To do ->
Copy all lines holding the word "Time" from the entries.
......
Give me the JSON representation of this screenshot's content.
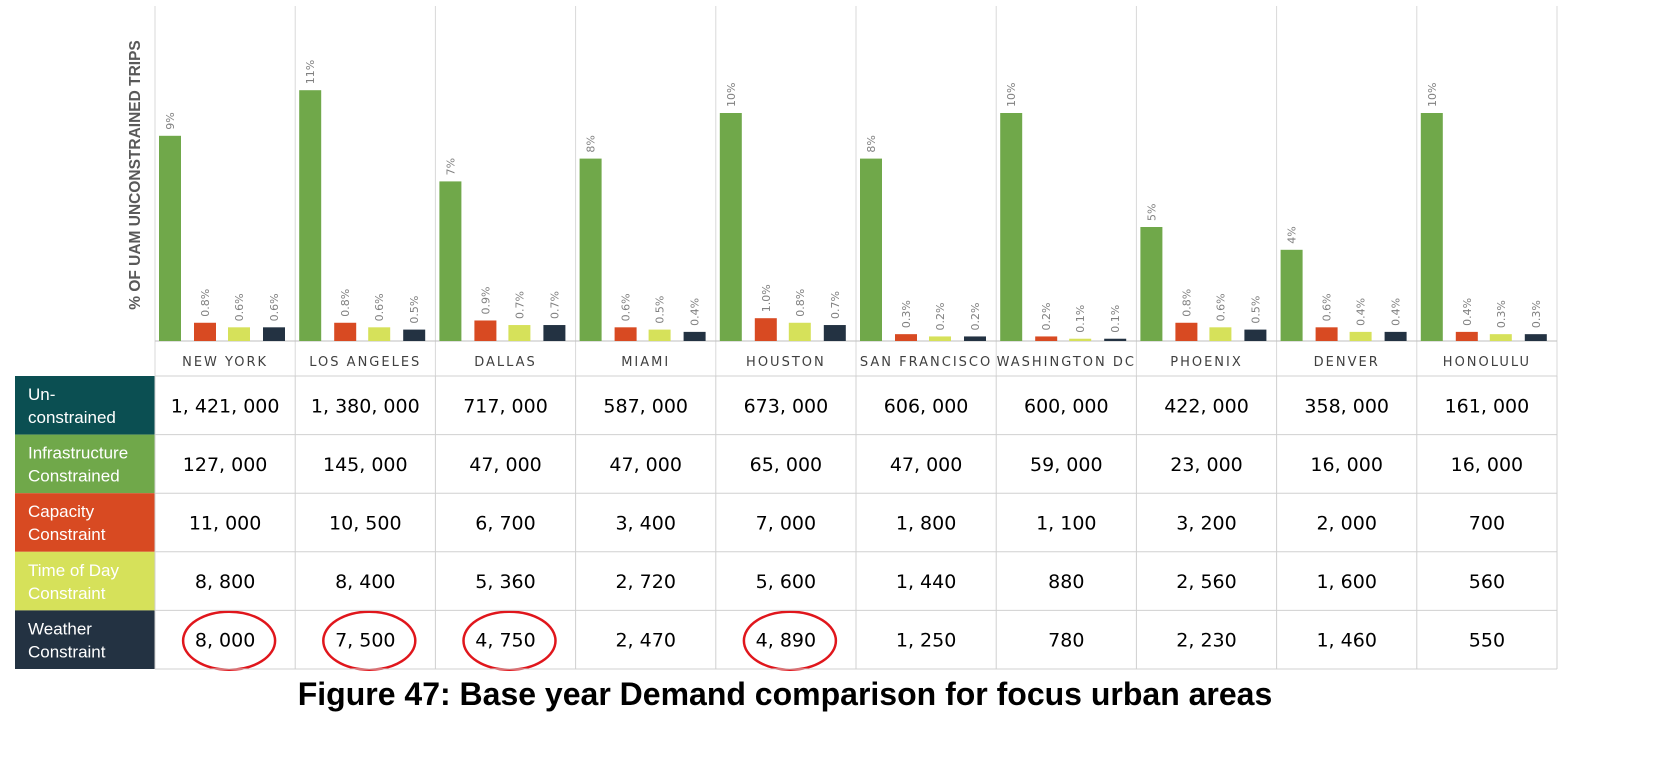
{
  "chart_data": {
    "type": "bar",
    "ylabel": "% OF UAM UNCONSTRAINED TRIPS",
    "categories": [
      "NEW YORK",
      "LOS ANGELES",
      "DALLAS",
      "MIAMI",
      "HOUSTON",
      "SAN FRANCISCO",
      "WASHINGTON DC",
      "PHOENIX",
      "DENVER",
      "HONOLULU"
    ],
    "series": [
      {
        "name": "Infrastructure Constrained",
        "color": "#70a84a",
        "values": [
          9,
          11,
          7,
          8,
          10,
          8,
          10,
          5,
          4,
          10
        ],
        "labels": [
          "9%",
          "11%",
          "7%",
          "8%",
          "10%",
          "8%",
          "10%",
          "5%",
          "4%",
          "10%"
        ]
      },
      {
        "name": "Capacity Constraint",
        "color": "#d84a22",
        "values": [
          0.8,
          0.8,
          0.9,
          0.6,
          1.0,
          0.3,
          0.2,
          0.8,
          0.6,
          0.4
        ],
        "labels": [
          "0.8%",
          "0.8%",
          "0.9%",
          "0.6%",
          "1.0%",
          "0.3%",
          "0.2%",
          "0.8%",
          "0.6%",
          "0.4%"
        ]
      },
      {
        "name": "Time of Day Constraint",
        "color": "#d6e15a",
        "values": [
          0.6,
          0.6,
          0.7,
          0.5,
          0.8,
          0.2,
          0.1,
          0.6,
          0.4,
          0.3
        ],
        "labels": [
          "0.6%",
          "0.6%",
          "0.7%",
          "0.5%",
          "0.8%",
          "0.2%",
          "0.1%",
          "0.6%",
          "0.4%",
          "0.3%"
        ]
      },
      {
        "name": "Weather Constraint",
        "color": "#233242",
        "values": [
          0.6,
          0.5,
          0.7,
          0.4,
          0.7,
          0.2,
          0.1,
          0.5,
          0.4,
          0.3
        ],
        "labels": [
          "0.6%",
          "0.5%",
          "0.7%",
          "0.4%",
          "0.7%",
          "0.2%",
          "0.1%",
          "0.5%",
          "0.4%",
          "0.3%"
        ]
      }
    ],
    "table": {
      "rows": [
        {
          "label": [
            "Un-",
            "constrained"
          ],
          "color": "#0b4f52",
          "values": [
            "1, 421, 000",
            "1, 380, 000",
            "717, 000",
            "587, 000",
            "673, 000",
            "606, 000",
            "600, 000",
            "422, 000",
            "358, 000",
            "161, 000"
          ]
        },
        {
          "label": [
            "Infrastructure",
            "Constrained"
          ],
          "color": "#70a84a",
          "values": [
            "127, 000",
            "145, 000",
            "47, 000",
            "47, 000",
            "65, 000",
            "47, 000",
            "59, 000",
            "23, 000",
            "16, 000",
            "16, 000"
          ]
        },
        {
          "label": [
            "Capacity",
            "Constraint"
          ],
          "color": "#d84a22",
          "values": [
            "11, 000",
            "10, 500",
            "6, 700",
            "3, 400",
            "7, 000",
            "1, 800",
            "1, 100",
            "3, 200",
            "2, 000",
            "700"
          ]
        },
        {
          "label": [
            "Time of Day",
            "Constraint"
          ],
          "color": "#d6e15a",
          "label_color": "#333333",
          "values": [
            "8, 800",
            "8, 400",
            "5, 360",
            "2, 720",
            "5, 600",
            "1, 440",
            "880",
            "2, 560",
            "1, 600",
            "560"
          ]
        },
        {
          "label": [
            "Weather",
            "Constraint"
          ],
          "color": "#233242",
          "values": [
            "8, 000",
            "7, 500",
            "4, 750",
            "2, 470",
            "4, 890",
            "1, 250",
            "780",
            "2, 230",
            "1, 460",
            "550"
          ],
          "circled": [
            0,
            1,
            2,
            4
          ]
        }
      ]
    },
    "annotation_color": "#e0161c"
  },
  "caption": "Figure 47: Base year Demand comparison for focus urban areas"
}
......
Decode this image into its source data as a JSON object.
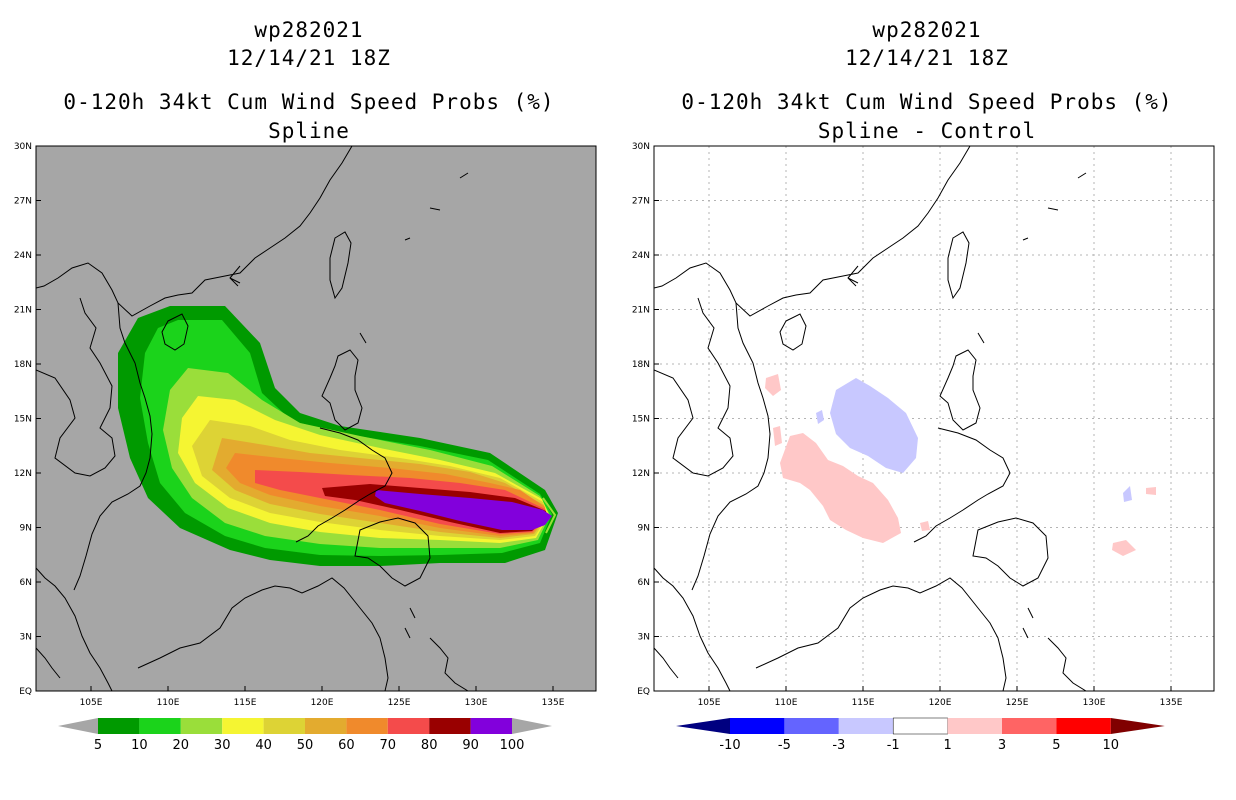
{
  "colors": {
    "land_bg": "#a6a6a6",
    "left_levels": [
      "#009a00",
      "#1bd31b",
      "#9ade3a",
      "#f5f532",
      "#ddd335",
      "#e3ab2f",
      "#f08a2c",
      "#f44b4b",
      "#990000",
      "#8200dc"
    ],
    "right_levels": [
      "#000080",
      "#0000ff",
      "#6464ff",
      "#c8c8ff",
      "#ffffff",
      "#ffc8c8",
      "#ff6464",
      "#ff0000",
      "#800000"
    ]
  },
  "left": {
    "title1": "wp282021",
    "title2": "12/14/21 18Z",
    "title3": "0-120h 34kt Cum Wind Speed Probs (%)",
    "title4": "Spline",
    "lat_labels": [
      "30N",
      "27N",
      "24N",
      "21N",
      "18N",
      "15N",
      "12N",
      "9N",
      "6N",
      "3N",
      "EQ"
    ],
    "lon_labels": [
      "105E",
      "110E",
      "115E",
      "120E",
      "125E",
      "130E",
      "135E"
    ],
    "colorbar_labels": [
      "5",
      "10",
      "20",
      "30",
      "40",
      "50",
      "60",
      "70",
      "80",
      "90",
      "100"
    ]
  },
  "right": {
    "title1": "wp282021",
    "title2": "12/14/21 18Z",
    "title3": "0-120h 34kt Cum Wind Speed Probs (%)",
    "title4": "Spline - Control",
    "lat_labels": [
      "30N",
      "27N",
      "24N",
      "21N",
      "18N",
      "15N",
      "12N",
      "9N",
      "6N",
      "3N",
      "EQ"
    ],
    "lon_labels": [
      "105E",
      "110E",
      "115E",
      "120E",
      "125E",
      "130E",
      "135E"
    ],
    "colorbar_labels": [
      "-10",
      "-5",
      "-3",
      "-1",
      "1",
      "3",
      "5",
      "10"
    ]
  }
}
......
Output below ->
        "name": "Time of Day Constraint",
            "Time of Day",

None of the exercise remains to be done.